--- BEGIN ---
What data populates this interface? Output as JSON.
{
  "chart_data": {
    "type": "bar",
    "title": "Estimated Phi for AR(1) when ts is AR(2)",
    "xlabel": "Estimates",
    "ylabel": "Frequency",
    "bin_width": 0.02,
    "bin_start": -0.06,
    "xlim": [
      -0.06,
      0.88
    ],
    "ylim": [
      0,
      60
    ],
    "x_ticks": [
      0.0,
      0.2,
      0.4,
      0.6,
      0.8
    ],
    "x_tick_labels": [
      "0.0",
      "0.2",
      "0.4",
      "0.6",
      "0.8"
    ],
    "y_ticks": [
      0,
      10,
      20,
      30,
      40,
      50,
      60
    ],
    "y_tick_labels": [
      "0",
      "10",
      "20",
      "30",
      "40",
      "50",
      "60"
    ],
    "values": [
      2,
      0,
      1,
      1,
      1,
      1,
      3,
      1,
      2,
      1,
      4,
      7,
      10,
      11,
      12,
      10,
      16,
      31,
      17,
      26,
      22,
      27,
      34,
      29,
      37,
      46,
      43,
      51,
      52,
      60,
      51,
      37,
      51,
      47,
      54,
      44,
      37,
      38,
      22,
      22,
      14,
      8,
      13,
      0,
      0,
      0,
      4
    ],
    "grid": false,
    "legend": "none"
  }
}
--- END ---
Copy all of the data exactly.

What data populates this interface? Output as JSON.
{
  "chart_data": {
    "type": "bar",
    "title": "Estimated Phi for AR(1) when ts is AR(2)",
    "xlabel": "Estimates",
    "ylabel": "Frequency",
    "bin_width": 0.02,
    "bin_start": -0.06,
    "xlim": [
      -0.06,
      0.88
    ],
    "ylim": [
      0,
      60
    ],
    "x_ticks": [
      0.0,
      0.2,
      0.4,
      0.6,
      0.8
    ],
    "x_tick_labels": [
      "0.0",
      "0.2",
      "0.4",
      "0.6",
      "0.8"
    ],
    "y_ticks": [
      0,
      10,
      20,
      30,
      40,
      50,
      60
    ],
    "y_tick_labels": [
      "0",
      "10",
      "20",
      "30",
      "40",
      "50",
      "60"
    ],
    "values": [
      2,
      0,
      1,
      1,
      1,
      1,
      3,
      1,
      2,
      1,
      4,
      7,
      10,
      11,
      12,
      10,
      16,
      31,
      17,
      26,
      22,
      27,
      34,
      29,
      37,
      46,
      43,
      51,
      52,
      60,
      51,
      37,
      51,
      47,
      54,
      44,
      37,
      38,
      22,
      22,
      14,
      8,
      13,
      0,
      0,
      0,
      4
    ],
    "grid": false,
    "legend": "none"
  }
}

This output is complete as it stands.